## [WHAT IS NEEDED]
Repeat the lines that follow, leaving nothing out.

## [GIVEN INFORMATION]
[BEGIN]

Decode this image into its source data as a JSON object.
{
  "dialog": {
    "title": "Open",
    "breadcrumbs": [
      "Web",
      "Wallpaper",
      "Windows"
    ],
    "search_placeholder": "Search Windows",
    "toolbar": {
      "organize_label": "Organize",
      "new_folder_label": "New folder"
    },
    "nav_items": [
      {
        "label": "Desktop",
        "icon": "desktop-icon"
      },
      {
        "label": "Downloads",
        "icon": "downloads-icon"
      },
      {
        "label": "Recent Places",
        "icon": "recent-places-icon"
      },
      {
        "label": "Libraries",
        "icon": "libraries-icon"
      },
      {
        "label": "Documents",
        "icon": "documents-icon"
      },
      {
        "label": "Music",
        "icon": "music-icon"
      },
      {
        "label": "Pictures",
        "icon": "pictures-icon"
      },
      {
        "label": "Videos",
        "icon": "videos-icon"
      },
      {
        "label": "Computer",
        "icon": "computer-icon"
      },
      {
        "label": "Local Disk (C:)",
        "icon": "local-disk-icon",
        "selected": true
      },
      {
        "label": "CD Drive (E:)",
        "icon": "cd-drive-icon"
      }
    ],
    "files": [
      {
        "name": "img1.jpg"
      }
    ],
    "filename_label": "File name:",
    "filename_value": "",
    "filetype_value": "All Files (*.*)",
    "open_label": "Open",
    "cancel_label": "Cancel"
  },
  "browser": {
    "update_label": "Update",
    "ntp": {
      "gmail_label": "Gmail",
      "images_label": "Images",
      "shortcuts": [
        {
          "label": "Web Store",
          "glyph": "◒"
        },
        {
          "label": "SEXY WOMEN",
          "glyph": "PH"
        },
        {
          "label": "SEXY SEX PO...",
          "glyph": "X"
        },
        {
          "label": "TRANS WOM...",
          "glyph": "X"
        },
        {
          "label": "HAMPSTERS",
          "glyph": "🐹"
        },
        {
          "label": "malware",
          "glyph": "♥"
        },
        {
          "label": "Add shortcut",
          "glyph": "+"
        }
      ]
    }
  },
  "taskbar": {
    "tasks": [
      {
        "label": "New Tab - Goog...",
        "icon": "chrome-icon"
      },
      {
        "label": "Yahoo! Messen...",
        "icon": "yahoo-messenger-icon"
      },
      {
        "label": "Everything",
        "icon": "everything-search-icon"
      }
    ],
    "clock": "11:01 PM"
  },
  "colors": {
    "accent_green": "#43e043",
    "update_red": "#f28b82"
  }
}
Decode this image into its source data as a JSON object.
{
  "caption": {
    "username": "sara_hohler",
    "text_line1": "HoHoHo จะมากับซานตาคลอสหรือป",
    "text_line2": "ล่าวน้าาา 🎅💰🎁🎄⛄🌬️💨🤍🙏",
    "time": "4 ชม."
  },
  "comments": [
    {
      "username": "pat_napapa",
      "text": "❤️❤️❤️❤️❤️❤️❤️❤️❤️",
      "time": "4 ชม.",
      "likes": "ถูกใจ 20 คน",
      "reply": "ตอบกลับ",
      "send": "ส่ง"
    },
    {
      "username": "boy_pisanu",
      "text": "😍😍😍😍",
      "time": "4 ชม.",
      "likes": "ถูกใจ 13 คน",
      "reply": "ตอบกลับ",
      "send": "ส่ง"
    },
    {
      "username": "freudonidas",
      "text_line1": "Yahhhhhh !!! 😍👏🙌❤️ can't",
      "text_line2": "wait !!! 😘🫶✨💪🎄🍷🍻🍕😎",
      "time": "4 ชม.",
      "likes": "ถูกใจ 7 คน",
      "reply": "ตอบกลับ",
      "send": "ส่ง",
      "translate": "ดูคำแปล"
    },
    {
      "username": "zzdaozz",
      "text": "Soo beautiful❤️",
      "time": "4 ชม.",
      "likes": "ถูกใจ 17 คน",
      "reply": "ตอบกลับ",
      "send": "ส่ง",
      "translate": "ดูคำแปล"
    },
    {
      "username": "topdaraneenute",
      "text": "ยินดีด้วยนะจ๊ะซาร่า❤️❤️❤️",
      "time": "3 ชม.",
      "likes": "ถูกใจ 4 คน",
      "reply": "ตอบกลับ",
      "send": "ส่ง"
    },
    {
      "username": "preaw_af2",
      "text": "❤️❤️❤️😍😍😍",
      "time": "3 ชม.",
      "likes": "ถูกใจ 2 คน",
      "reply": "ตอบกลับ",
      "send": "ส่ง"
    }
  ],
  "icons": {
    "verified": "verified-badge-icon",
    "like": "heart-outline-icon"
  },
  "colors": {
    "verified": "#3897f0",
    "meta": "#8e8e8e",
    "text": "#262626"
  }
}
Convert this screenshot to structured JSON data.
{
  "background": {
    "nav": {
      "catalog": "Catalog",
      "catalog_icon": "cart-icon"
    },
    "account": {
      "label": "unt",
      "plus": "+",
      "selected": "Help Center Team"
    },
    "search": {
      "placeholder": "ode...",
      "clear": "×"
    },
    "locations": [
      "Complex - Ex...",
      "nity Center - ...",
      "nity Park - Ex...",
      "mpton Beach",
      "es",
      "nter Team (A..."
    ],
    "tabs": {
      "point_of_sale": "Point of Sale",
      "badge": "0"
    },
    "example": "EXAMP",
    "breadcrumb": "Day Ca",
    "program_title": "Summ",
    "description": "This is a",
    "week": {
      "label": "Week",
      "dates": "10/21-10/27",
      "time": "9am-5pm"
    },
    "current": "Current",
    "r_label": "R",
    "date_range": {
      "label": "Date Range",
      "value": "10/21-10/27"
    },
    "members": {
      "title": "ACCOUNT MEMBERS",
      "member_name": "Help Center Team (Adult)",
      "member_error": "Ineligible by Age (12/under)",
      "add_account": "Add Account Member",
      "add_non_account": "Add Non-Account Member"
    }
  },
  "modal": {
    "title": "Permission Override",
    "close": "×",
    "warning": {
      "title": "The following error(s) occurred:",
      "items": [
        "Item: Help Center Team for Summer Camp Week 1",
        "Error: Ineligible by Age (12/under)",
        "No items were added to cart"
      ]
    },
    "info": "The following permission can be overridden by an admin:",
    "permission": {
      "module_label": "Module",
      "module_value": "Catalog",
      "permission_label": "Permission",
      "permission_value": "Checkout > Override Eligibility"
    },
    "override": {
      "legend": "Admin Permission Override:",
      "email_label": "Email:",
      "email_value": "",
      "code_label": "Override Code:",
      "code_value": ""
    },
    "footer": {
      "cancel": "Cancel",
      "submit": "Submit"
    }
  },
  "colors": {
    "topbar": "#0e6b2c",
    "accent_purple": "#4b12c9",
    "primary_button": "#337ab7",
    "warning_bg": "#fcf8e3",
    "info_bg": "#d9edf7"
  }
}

[END]

## [SOLUTION TO THIS PROBLEM]
Decode this image into its source data as a JSON object.
{
  "dialog": {
    "title": "Open",
    "breadcrumbs": [
      "Web",
      "Wallpaper",
      "Windows"
    ],
    "search_placeholder": "Search Windows",
    "toolbar": {
      "organize_label": "Organize",
      "new_folder_label": "New folder"
    },
    "nav_items": [
      {
        "label": "Desktop",
        "icon": "desktop-icon"
      },
      {
        "label": "Downloads",
        "icon": "downloads-icon"
      },
      {
        "label": "Recent Places",
        "icon": "recent-places-icon"
      },
      {
        "label": "Libraries",
        "icon": "libraries-icon"
      },
      {
        "label": "Documents",
        "icon": "documents-icon"
      },
      {
        "label": "Music",
        "icon": "music-icon"
      },
      {
        "label": "Pictures",
        "icon": "pictures-icon"
      },
      {
        "label": "Videos",
        "icon": "videos-icon"
      },
      {
        "label": "Computer",
        "icon": "computer-icon"
      },
      {
        "label": "Local Disk (C:)",
        "icon": "local-disk-icon",
        "selected": true
      },
      {
        "label": "CD Drive (E:)",
        "icon": "cd-drive-icon"
      }
    ],
    "files": [
      {
        "name": "img1.jpg"
      }
    ],
    "filename_label": "File name:",
    "filename_value": "",
    "filetype_value": "All Files (*.*)",
    "open_label": "Open",
    "cancel_label": "Cancel"
  },
  "browser": {
    "update_label": "Update",
    "ntp": {
      "gmail_label": "Gmail",
      "images_label": "Images",
      "shortcuts": [
        {
          "label": "Web Store",
          "glyph": "◒"
        },
        {
          "label": "SEXY WOMEN",
          "glyph": "PH"
        },
        {
          "label": "SEXY SEX PO...",
          "glyph": "X"
        },
        {
          "label": "TRANS WOM...",
          "glyph": "X"
        },
        {
          "label": "HAMPSTERS",
          "glyph": "🐹"
        },
        {
          "label": "malware",
          "glyph": "♥"
        },
        {
          "label": "Add shortcut",
          "glyph": "+"
        }
      ]
    }
  },
  "taskbar": {
    "tasks": [
      {
        "label": "New Tab - Goog...",
        "icon": "chrome-icon"
      },
      {
        "label": "Yahoo! Messen...",
        "icon": "yahoo-messenger-icon"
      },
      {
        "label": "Everything",
        "icon": "everything-search-icon"
      }
    ],
    "clock": "11:01 PM"
  },
  "colors": {
    "accent_green": "#43e043",
    "update_red": "#f28b82"
  }
}
Decode this image into its source data as a JSON object.
{
  "caption": {
    "username": "sara_hohler",
    "text_line1": "HoHoHo จะมากับซานตาคลอสหรือป",
    "text_line2": "ล่าวน้าาา 🎅💰🎁🎄⛄🌬️💨🤍🙏",
    "time": "4 ชม."
  },
  "comments": [
    {
      "username": "pat_napapa",
      "text": "❤️❤️❤️❤️❤️❤️❤️❤️❤️",
      "time": "4 ชม.",
      "likes": "ถูกใจ 20 คน",
      "reply": "ตอบกลับ",
      "send": "ส่ง"
    },
    {
      "username": "boy_pisanu",
      "text": "😍😍😍😍",
      "time": "4 ชม.",
      "likes": "ถูกใจ 13 คน",
      "reply": "ตอบกลับ",
      "send": "ส่ง"
    },
    {
      "username": "freudonidas",
      "text_line1": "Yahhhhhh !!! 😍👏🙌❤️ can't",
      "text_line2": "wait !!! 😘🫶✨💪🎄🍷🍻🍕😎",
      "time": "4 ชม.",
      "likes": "ถูกใจ 7 คน",
      "reply": "ตอบกลับ",
      "send": "ส่ง",
      "translate": "ดูคำแปล"
    },
    {
      "username": "zzdaozz",
      "text": "Soo beautiful❤️",
      "time": "4 ชม.",
      "likes": "ถูกใจ 17 คน",
      "reply": "ตอบกลับ",
      "send": "ส่ง",
      "translate": "ดูคำแปล"
    },
    {
      "username": "topdaraneenute",
      "text": "ยินดีด้วยนะจ๊ะซาร่า❤️❤️❤️",
      "time": "3 ชม.",
      "likes": "ถูกใจ 4 คน",
      "reply": "ตอบกลับ",
      "send": "ส่ง"
    },
    {
      "username": "preaw_af2",
      "text": "❤️❤️❤️😍😍😍",
      "time": "3 ชม.",
      "likes": "ถูกใจ 2 คน",
      "reply": "ตอบกลับ",
      "send": "ส่ง"
    }
  ],
  "icons": {
    "verified": "verified-badge-icon",
    "like": "heart-outline-icon"
  },
  "colors": {
    "verified": "#3897f0",
    "meta": "#8e8e8e",
    "text": "#262626"
  }
}
Convert this screenshot to structured JSON data.
{
  "background": {
    "nav": {
      "catalog": "Catalog",
      "catalog_icon": "cart-icon"
    },
    "account": {
      "label": "unt",
      "plus": "+",
      "selected": "Help Center Team"
    },
    "search": {
      "placeholder": "ode...",
      "clear": "×"
    },
    "locations": [
      "Complex - Ex...",
      "nity Center - ...",
      "nity Park - Ex...",
      "mpton Beach",
      "es",
      "nter Team (A..."
    ],
    "tabs": {
      "point_of_sale": "Point of Sale",
      "badge": "0"
    },
    "example": "EXAMP",
    "breadcrumb": "Day Ca",
    "program_title": "Summ",
    "description": "This is a",
    "week": {
      "label": "Week",
      "dates": "10/21-10/27",
      "time": "9am-5pm"
    },
    "current": "Current",
    "r_label": "R",
    "date_range": {
      "label": "Date Range",
      "value": "10/21-10/27"
    },
    "members": {
      "title": "ACCOUNT MEMBERS",
      "member_name": "Help Center Team (Adult)",
      "member_error": "Ineligible by Age (12/under)",
      "add_account": "Add Account Member",
      "add_non_account": "Add Non-Account Member"
    }
  },
  "modal": {
    "title": "Permission Override",
    "close": "×",
    "warning": {
      "title": "The following error(s) occurred:",
      "items": [
        "Item: Help Center Team for Summer Camp Week 1",
        "Error: Ineligible by Age (12/under)",
        "No items were added to cart"
      ]
    },
    "info": "The following permission can be overridden by an admin:",
    "permission": {
      "module_label": "Module",
      "module_value": "Catalog",
      "permission_label": "Permission",
      "permission_value": "Checkout > Override Eligibility"
    },
    "override": {
      "legend": "Admin Permission Override:",
      "email_label": "Email:",
      "email_value": "",
      "code_label": "Override Code:",
      "code_value": ""
    },
    "footer": {
      "cancel": "Cancel",
      "submit": "Submit"
    }
  },
  "colors": {
    "topbar": "#0e6b2c",
    "accent_purple": "#4b12c9",
    "primary_button": "#337ab7",
    "warning_bg": "#fcf8e3",
    "info_bg": "#d9edf7"
  }
}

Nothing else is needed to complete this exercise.